:: LISTED RECORDS ::
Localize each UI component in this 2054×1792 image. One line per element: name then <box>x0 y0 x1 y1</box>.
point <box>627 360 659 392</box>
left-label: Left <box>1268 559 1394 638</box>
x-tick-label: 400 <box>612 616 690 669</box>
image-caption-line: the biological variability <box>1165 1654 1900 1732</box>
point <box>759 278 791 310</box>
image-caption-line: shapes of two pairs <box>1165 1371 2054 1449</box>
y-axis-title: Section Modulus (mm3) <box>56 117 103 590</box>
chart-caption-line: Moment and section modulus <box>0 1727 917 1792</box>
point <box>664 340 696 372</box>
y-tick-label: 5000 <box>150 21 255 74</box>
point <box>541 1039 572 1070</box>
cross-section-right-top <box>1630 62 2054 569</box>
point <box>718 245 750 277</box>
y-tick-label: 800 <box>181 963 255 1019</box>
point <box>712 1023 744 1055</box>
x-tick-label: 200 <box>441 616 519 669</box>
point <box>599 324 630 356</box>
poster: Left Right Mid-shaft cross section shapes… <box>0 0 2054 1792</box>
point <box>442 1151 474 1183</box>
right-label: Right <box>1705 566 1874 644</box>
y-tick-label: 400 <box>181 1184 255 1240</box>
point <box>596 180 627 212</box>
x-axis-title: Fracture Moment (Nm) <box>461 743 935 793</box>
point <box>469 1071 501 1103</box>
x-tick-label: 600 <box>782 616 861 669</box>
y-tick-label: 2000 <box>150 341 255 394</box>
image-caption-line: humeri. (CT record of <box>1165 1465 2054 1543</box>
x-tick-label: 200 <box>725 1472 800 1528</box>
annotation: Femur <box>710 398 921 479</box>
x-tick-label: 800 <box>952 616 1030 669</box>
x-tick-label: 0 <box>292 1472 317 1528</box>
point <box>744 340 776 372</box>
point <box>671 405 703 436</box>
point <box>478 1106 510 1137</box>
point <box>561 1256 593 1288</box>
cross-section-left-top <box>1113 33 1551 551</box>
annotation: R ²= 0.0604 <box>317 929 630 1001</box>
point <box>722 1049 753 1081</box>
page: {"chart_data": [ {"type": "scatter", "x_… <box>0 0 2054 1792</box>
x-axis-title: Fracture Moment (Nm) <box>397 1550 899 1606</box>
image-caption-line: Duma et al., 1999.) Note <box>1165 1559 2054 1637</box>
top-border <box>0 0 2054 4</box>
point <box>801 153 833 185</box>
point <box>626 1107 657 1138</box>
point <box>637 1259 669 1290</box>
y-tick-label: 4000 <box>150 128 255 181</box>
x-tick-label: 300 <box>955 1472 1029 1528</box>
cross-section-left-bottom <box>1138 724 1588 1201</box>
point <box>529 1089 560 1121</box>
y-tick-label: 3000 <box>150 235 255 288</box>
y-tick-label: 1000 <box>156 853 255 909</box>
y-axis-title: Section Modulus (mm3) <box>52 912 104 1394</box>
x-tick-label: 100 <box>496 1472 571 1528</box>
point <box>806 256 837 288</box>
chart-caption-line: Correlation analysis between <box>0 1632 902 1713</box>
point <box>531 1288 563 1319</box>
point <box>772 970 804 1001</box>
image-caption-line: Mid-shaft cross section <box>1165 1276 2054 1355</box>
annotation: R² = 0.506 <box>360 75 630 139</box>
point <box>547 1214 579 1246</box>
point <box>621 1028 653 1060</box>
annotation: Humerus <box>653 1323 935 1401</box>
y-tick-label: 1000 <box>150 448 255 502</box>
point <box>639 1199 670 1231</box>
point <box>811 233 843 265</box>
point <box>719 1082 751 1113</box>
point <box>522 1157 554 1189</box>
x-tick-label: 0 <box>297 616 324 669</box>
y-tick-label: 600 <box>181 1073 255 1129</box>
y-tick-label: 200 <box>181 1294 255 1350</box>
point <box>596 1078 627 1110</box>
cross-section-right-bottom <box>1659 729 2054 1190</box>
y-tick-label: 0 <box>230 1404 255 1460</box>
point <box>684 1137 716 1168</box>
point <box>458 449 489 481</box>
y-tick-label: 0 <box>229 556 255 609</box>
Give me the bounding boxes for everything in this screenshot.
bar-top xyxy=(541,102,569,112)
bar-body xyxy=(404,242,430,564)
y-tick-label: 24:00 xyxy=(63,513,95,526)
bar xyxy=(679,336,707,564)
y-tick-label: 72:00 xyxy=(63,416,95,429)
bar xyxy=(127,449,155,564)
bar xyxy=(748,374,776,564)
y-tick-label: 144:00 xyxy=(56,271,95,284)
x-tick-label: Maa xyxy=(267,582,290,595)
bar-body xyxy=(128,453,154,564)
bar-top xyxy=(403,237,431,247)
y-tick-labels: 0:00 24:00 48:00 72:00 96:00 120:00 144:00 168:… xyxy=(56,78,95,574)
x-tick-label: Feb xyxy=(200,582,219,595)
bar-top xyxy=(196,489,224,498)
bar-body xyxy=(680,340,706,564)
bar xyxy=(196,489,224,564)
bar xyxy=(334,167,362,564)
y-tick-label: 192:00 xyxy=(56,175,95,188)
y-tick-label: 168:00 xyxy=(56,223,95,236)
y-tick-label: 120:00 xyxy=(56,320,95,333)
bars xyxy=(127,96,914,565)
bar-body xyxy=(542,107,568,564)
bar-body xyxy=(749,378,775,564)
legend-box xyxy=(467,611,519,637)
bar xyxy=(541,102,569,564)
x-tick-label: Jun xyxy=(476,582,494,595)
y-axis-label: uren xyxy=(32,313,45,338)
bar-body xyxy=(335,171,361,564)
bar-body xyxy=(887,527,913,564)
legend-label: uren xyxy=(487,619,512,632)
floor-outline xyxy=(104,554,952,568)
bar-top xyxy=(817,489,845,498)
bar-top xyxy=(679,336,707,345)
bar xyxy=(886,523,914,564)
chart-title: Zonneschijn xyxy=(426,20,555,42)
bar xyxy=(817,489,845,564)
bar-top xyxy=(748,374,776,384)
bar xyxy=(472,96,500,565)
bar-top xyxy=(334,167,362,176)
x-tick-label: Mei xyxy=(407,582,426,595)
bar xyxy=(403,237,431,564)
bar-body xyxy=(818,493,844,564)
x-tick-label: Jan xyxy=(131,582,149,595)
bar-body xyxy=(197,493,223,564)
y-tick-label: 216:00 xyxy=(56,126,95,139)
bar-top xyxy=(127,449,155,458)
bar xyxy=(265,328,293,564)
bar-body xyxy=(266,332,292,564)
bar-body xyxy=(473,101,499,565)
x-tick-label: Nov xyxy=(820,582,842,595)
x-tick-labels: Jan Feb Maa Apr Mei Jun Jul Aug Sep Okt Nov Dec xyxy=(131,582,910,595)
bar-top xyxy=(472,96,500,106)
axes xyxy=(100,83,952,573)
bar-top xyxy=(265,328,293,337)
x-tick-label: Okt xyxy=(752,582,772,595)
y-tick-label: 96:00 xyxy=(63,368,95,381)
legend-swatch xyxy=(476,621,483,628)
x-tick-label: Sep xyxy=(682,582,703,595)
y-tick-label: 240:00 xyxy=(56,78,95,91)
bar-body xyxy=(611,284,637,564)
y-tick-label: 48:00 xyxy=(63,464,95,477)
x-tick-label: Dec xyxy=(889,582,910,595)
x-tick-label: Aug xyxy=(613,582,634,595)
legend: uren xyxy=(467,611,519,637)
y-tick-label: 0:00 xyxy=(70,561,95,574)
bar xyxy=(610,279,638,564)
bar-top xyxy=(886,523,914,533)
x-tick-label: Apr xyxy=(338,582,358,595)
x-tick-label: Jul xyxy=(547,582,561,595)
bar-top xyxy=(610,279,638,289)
:::
■ WRITTEN INSTRUCTION:
Reproduce the listing word for word, starting with its first line and continuing through the line that contains "point <box>801 153 833 185</box>", with both of those lines included.

■ SOLUTION BELOW:
Localize each UI component in this 2054×1792 image. One line per element: name then <box>x0 y0 x1 y1</box>.
point <box>627 360 659 392</box>
left-label: Left <box>1268 559 1394 638</box>
x-tick-label: 400 <box>612 616 690 669</box>
image-caption-line: the biological variability <box>1165 1654 1900 1732</box>
point <box>759 278 791 310</box>
image-caption-line: shapes of two pairs <box>1165 1371 2054 1449</box>
y-axis-title: Section Modulus (mm3) <box>56 117 103 590</box>
chart-caption-line: Moment and section modulus <box>0 1727 917 1792</box>
point <box>664 340 696 372</box>
y-tick-label: 5000 <box>150 21 255 74</box>
point <box>541 1039 572 1070</box>
cross-section-right-top <box>1630 62 2054 569</box>
point <box>718 245 750 277</box>
y-tick-label: 800 <box>181 963 255 1019</box>
point <box>712 1023 744 1055</box>
x-tick-label: 200 <box>441 616 519 669</box>
point <box>599 324 630 356</box>
poster: Left Right Mid-shaft cross section shapes… <box>0 0 2054 1792</box>
point <box>442 1151 474 1183</box>
right-label: Right <box>1705 566 1874 644</box>
y-tick-label: 400 <box>181 1184 255 1240</box>
point <box>596 180 627 212</box>
x-axis-title: Fracture Moment (Nm) <box>461 743 935 793</box>
point <box>469 1071 501 1103</box>
x-tick-label: 600 <box>782 616 861 669</box>
y-tick-label: 2000 <box>150 341 255 394</box>
image-caption-line: humeri. (CT record of <box>1165 1465 2054 1543</box>
x-tick-label: 200 <box>725 1472 800 1528</box>
annotation: Femur <box>710 398 921 479</box>
x-tick-label: 800 <box>952 616 1030 669</box>
x-tick-label: 0 <box>292 1472 317 1528</box>
point <box>744 340 776 372</box>
point <box>671 405 703 436</box>
point <box>478 1106 510 1137</box>
point <box>561 1256 593 1288</box>
cross-section-left-top <box>1113 33 1551 551</box>
annotation: R ²= 0.0604 <box>317 929 630 1001</box>
point <box>722 1049 753 1081</box>
page: {"chart_data": [ {"type": "scatter", "x_… <box>0 0 2054 1792</box>
x-axis-title: Fracture Moment (Nm) <box>397 1550 899 1606</box>
image-caption-line: Duma et al., 1999.) Note <box>1165 1559 2054 1637</box>
top-border <box>0 0 2054 4</box>
point <box>801 153 833 185</box>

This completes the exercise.